Exercise>
Every line of the data must be copied exactly.

** start **

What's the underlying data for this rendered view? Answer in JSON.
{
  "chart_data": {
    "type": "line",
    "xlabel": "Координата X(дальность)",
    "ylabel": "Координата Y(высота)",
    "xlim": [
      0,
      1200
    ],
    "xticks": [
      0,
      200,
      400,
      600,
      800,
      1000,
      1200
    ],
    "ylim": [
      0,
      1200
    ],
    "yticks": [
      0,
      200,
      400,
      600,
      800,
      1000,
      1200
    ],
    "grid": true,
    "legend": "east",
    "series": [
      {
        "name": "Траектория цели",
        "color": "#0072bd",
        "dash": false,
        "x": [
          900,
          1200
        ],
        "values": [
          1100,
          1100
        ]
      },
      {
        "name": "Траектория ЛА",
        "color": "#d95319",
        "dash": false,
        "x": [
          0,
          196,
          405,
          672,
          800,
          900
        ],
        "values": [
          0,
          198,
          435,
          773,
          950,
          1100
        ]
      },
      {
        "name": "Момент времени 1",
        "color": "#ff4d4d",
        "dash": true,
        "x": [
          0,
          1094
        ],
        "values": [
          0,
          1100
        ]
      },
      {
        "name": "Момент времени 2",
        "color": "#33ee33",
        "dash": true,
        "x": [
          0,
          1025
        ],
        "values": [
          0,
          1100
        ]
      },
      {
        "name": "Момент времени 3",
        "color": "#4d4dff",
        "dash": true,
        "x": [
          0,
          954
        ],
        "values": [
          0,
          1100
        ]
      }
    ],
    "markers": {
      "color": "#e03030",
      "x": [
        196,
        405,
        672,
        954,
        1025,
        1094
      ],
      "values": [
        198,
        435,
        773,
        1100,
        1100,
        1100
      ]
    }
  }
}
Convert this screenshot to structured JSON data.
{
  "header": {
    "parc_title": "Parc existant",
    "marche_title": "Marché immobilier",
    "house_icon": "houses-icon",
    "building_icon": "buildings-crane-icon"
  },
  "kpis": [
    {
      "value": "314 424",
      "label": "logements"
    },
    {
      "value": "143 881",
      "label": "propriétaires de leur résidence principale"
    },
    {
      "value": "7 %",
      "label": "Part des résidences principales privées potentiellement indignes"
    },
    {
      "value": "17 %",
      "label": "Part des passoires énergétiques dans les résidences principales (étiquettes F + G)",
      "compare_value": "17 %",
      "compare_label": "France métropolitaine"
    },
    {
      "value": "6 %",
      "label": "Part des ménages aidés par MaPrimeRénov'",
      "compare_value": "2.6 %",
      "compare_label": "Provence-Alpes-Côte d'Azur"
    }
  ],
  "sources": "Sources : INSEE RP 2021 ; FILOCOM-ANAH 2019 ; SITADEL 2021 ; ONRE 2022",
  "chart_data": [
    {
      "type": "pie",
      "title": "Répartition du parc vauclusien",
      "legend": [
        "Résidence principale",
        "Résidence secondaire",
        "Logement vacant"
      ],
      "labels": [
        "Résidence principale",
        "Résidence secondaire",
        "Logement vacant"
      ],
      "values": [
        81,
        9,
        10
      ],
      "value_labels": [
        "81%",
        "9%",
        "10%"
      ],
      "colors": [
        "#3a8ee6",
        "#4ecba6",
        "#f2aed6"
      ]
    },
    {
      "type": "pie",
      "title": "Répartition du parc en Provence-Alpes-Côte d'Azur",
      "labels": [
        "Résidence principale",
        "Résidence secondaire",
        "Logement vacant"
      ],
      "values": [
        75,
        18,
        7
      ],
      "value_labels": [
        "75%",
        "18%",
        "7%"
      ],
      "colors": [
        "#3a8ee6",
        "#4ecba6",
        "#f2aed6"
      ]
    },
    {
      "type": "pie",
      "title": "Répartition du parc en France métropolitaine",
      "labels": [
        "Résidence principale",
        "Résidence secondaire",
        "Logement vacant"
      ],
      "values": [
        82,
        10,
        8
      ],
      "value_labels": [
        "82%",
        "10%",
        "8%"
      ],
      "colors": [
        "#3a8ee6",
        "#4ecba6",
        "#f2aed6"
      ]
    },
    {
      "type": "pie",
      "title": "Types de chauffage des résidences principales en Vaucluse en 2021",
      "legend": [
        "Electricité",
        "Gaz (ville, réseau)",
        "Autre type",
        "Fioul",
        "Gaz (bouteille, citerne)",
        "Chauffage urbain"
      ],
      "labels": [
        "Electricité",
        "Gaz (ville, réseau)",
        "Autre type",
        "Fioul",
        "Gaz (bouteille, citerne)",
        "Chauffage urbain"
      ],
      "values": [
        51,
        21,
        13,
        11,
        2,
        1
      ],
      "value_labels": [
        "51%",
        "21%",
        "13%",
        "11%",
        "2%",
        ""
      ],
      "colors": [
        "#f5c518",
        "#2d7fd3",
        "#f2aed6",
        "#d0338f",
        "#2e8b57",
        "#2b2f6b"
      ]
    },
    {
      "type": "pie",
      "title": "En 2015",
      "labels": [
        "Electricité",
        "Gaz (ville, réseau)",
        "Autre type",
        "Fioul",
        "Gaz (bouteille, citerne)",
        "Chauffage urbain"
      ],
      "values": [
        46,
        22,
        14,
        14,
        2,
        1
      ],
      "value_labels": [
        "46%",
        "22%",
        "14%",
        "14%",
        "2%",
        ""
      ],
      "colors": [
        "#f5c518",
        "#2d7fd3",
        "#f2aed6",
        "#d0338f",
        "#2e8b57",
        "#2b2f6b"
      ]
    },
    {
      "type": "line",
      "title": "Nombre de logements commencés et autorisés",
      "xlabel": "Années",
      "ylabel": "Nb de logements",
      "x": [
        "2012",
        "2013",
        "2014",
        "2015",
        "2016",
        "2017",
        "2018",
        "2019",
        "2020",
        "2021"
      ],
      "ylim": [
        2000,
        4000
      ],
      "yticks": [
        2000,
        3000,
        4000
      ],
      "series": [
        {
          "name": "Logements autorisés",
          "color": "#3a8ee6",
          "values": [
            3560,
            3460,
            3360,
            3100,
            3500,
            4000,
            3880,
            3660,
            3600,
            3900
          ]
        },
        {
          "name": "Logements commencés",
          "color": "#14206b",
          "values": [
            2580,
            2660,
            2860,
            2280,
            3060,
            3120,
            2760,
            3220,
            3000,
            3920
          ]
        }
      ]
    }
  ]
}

** end **

Written solution>
What's the underlying data for this rendered view? Answer in JSON.
{
  "chart_data": {
    "type": "line",
    "xlabel": "Координата X(дальность)",
    "ylabel": "Координата Y(высота)",
    "xlim": [
      0,
      1200
    ],
    "xticks": [
      0,
      200,
      400,
      600,
      800,
      1000,
      1200
    ],
    "ylim": [
      0,
      1200
    ],
    "yticks": [
      0,
      200,
      400,
      600,
      800,
      1000,
      1200
    ],
    "grid": true,
    "legend": "east",
    "series": [
      {
        "name": "Траектория цели",
        "color": "#0072bd",
        "dash": false,
        "x": [
          900,
          1200
        ],
        "values": [
          1100,
          1100
        ]
      },
      {
        "name": "Траектория ЛА",
        "color": "#d95319",
        "dash": false,
        "x": [
          0,
          196,
          405,
          672,
          800,
          900
        ],
        "values": [
          0,
          198,
          435,
          773,
          950,
          1100
        ]
      },
      {
        "name": "Момент времени 1",
        "color": "#ff4d4d",
        "dash": true,
        "x": [
          0,
          1094
        ],
        "values": [
          0,
          1100
        ]
      },
      {
        "name": "Момент времени 2",
        "color": "#33ee33",
        "dash": true,
        "x": [
          0,
          1025
        ],
        "values": [
          0,
          1100
        ]
      },
      {
        "name": "Момент времени 3",
        "color": "#4d4dff",
        "dash": true,
        "x": [
          0,
          954
        ],
        "values": [
          0,
          1100
        ]
      }
    ],
    "markers": {
      "color": "#e03030",
      "x": [
        196,
        405,
        672,
        954,
        1025,
        1094
      ],
      "values": [
        198,
        435,
        773,
        1100,
        1100,
        1100
      ]
    }
  }
}
Convert this screenshot to structured JSON data.
{
  "header": {
    "parc_title": "Parc existant",
    "marche_title": "Marché immobilier",
    "house_icon": "houses-icon",
    "building_icon": "buildings-crane-icon"
  },
  "kpis": [
    {
      "value": "314 424",
      "label": "logements"
    },
    {
      "value": "143 881",
      "label": "propriétaires de leur résidence principale"
    },
    {
      "value": "7 %",
      "label": "Part des résidences principales privées potentiellement indignes"
    },
    {
      "value": "17 %",
      "label": "Part des passoires énergétiques dans les résidences principales (étiquettes F + G)",
      "compare_value": "17 %",
      "compare_label": "France métropolitaine"
    },
    {
      "value": "6 %",
      "label": "Part des ménages aidés par MaPrimeRénov'",
      "compare_value": "2.6 %",
      "compare_label": "Provence-Alpes-Côte d'Azur"
    }
  ],
  "sources": "Sources : INSEE RP 2021 ; FILOCOM-ANAH 2019 ; SITADEL 2021 ; ONRE 2022",
  "chart_data": [
    {
      "type": "pie",
      "title": "Répartition du parc vauclusien",
      "legend": [
        "Résidence principale",
        "Résidence secondaire",
        "Logement vacant"
      ],
      "labels": [
        "Résidence principale",
        "Résidence secondaire",
        "Logement vacant"
      ],
      "values": [
        81,
        9,
        10
      ],
      "value_labels": [
        "81%",
        "9%",
        "10%"
      ],
      "colors": [
        "#3a8ee6",
        "#4ecba6",
        "#f2aed6"
      ]
    },
    {
      "type": "pie",
      "title": "Répartition du parc en Provence-Alpes-Côte d'Azur",
      "labels": [
        "Résidence principale",
        "Résidence secondaire",
        "Logement vacant"
      ],
      "values": [
        75,
        18,
        7
      ],
      "value_labels": [
        "75%",
        "18%",
        "7%"
      ],
      "colors": [
        "#3a8ee6",
        "#4ecba6",
        "#f2aed6"
      ]
    },
    {
      "type": "pie",
      "title": "Répartition du parc en France métropolitaine",
      "labels": [
        "Résidence principale",
        "Résidence secondaire",
        "Logement vacant"
      ],
      "values": [
        82,
        10,
        8
      ],
      "value_labels": [
        "82%",
        "10%",
        "8%"
      ],
      "colors": [
        "#3a8ee6",
        "#4ecba6",
        "#f2aed6"
      ]
    },
    {
      "type": "pie",
      "title": "Types de chauffage des résidences principales en Vaucluse en 2021",
      "legend": [
        "Electricité",
        "Gaz (ville, réseau)",
        "Autre type",
        "Fioul",
        "Gaz (bouteille, citerne)",
        "Chauffage urbain"
      ],
      "labels": [
        "Electricité",
        "Gaz (ville, réseau)",
        "Autre type",
        "Fioul",
        "Gaz (bouteille, citerne)",
        "Chauffage urbain"
      ],
      "values": [
        51,
        21,
        13,
        11,
        2,
        1
      ],
      "value_labels": [
        "51%",
        "21%",
        "13%",
        "11%",
        "2%",
        ""
      ],
      "colors": [
        "#f5c518",
        "#2d7fd3",
        "#f2aed6",
        "#d0338f",
        "#2e8b57",
        "#2b2f6b"
      ]
    },
    {
      "type": "pie",
      "title": "En 2015",
      "labels": [
        "Electricité",
        "Gaz (ville, réseau)",
        "Autre type",
        "Fioul",
        "Gaz (bouteille, citerne)",
        "Chauffage urbain"
      ],
      "values": [
        46,
        22,
        14,
        14,
        2,
        1
      ],
      "value_labels": [
        "46%",
        "22%",
        "14%",
        "14%",
        "2%",
        ""
      ],
      "colors": [
        "#f5c518",
        "#2d7fd3",
        "#f2aed6",
        "#d0338f",
        "#2e8b57",
        "#2b2f6b"
      ]
    },
    {
      "type": "line",
      "title": "Nombre de logements commencés et autorisés",
      "xlabel": "Années",
      "ylabel": "Nb de logements",
      "x": [
        "2012",
        "2013",
        "2014",
        "2015",
        "2016",
        "2017",
        "2018",
        "2019",
        "2020",
        "2021"
      ],
      "ylim": [
        2000,
        4000
      ],
      "yticks": [
        2000,
        3000,
        4000
      ],
      "series": [
        {
          "name": "Logements autorisés",
          "color": "#3a8ee6",
          "values": [
            3560,
            3460,
            3360,
            3100,
            3500,
            4000,
            3880,
            3660,
            3600,
            3900
          ]
        },
        {
          "name": "Logements commencés",
          "color": "#14206b",
          "values": [
            2580,
            2660,
            2860,
            2280,
            3060,
            3120,
            2760,
            3220,
            3000,
            3920
          ]
        }
      ]
    }
  ]
}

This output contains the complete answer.